RECORDS SHOWN:
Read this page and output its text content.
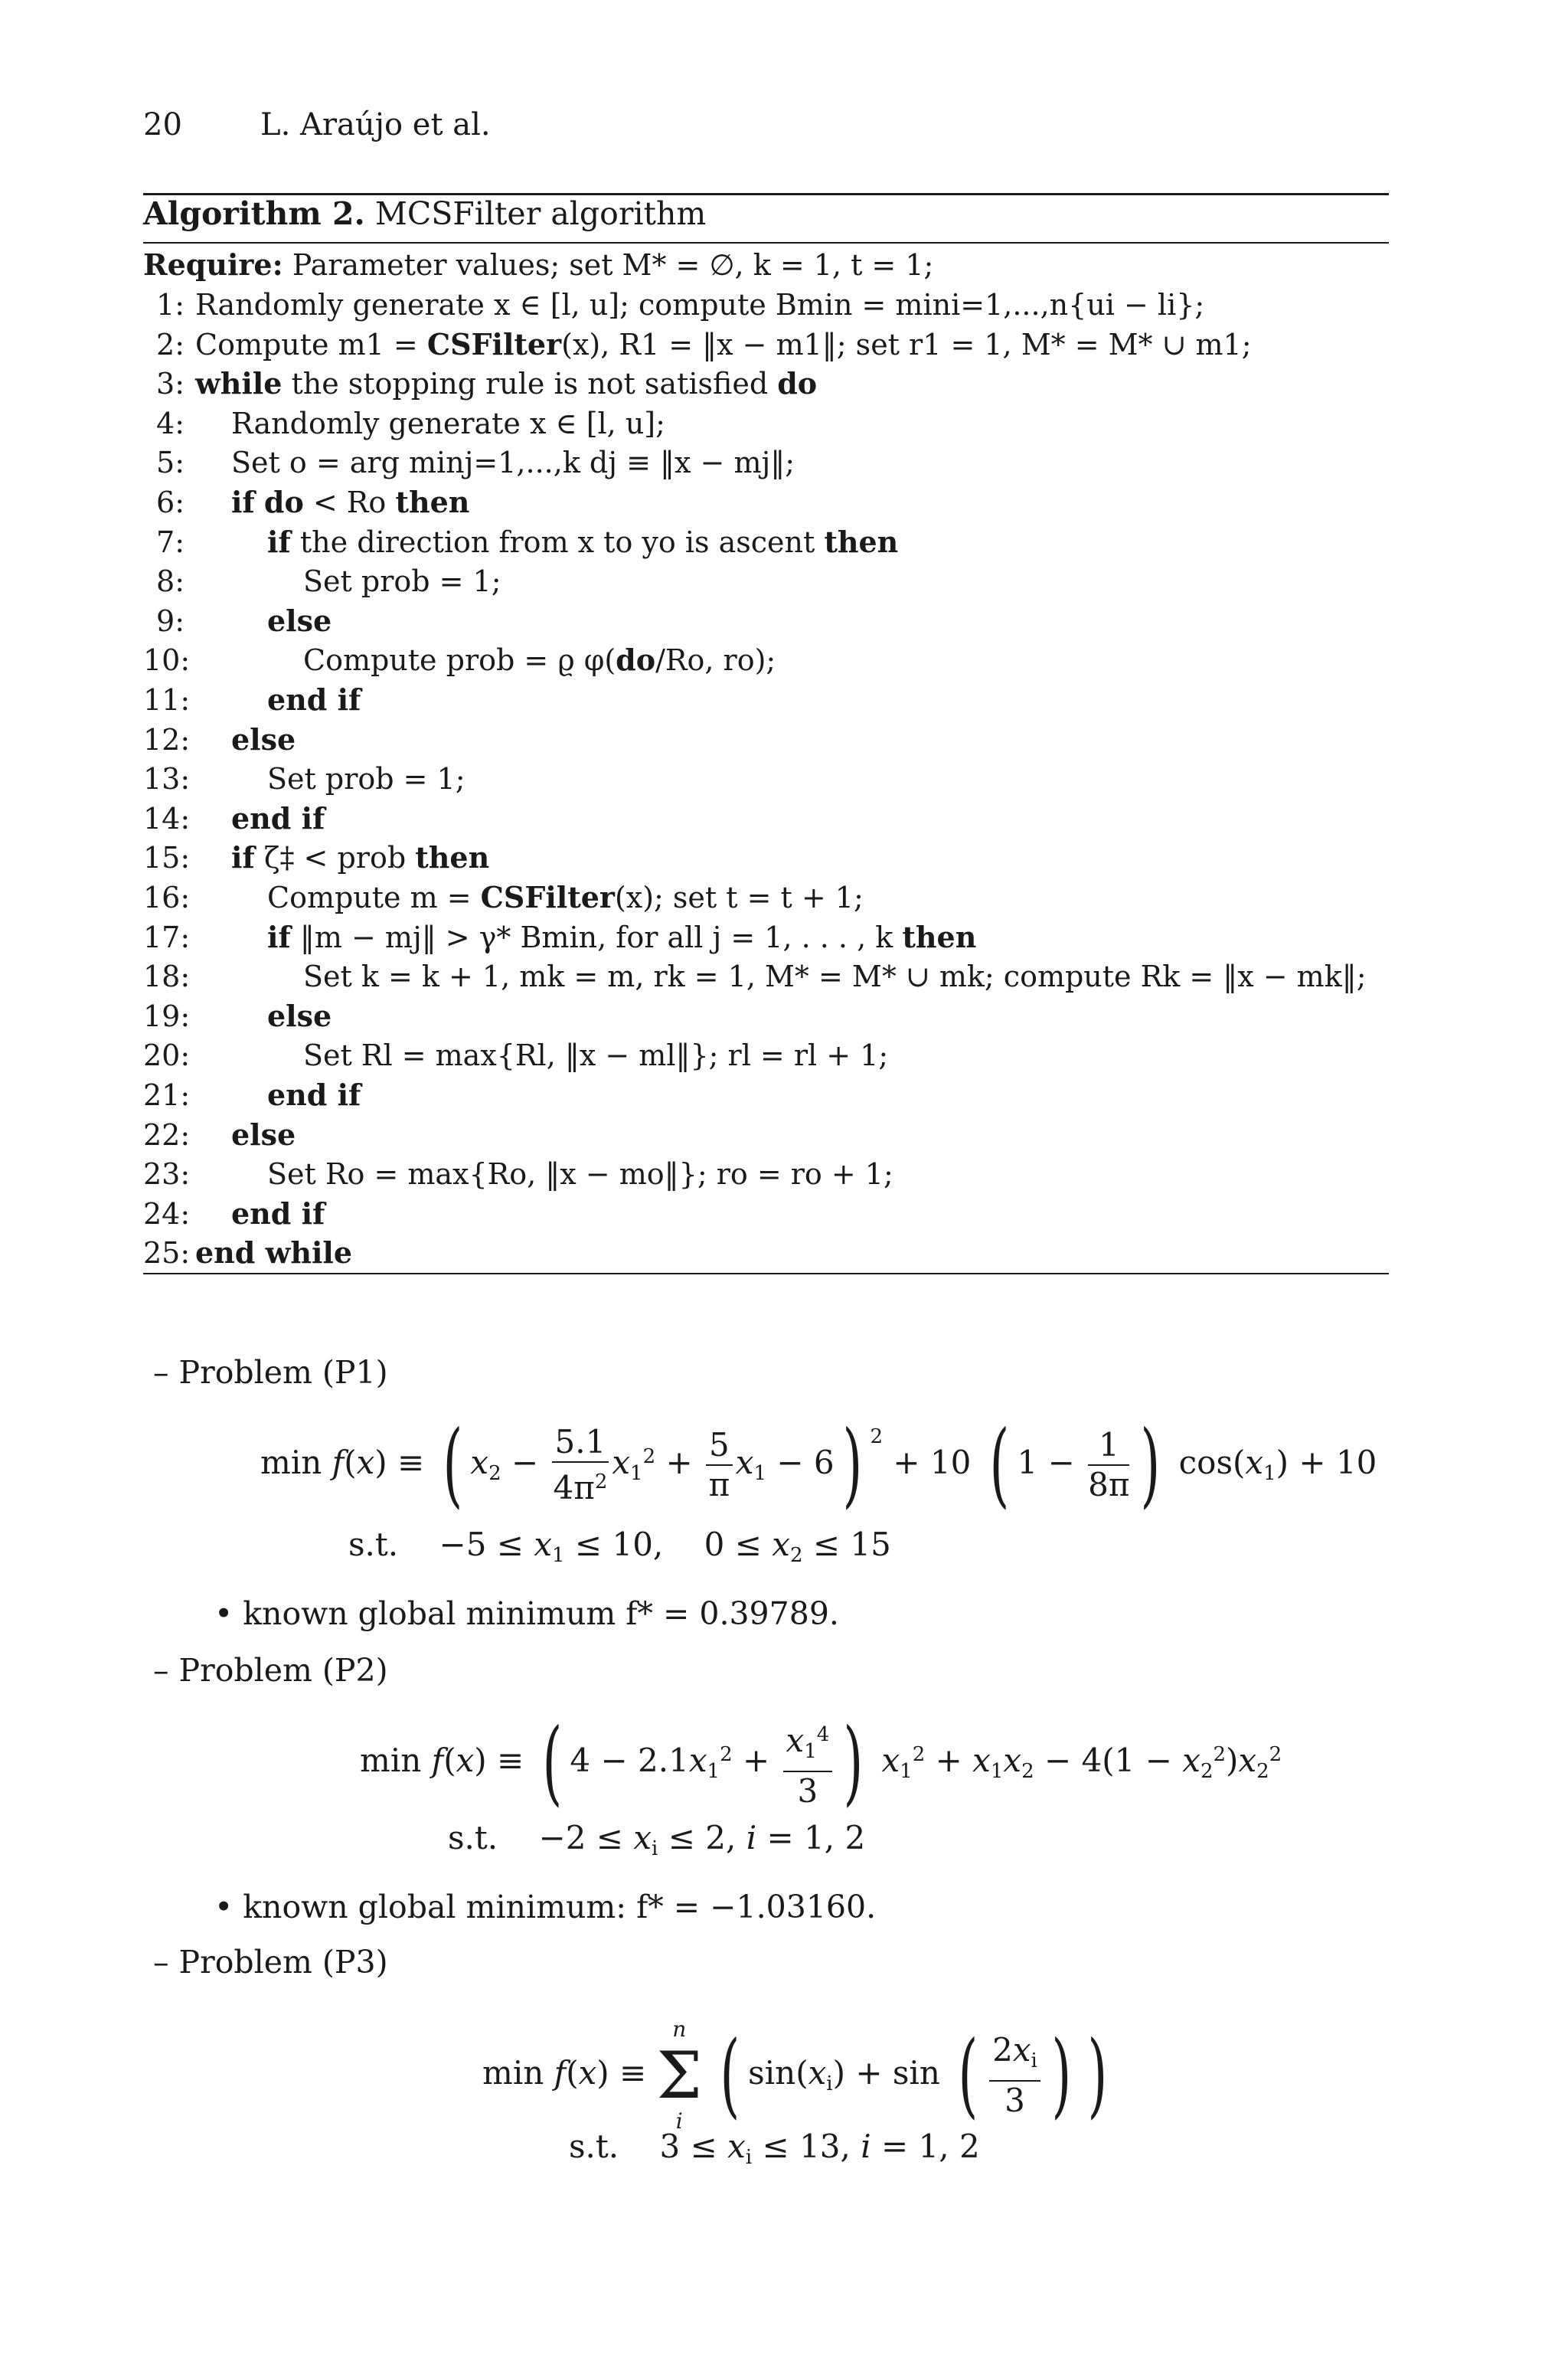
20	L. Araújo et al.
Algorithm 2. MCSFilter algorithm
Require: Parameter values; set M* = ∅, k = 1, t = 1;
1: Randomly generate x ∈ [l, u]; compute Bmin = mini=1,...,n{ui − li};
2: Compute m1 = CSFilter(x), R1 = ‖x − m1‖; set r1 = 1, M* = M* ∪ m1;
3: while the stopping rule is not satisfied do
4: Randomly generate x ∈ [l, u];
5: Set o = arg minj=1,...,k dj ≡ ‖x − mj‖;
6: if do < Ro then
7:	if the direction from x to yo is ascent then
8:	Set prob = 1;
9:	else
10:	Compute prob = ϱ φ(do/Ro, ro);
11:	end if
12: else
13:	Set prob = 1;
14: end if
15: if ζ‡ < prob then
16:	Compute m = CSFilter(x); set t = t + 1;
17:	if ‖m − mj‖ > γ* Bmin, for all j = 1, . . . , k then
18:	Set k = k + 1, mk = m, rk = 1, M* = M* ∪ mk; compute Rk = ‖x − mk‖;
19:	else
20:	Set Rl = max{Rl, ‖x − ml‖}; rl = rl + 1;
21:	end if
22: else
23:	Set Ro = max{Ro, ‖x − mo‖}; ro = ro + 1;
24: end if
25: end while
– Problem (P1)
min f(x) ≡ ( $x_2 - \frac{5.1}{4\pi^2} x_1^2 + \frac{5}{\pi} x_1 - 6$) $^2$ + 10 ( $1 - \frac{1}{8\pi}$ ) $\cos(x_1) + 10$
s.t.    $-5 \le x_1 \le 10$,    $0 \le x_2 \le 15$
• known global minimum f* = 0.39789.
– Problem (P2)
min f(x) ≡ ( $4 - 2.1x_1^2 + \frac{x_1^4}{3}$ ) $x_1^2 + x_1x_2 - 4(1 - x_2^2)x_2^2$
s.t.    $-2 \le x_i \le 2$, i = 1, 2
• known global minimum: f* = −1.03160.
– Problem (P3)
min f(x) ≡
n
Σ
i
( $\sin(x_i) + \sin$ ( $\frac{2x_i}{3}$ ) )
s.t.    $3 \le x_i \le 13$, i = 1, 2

TASK DESCRIPTION:
From the records, copy every line that has the string "generate" in it.

SOLUTION BELOW:
1: Randomly generate x ∈ [l, u]; compute Bmin = mini=1,...,n{ui − li};
4: Randomly generate x ∈ [l, u];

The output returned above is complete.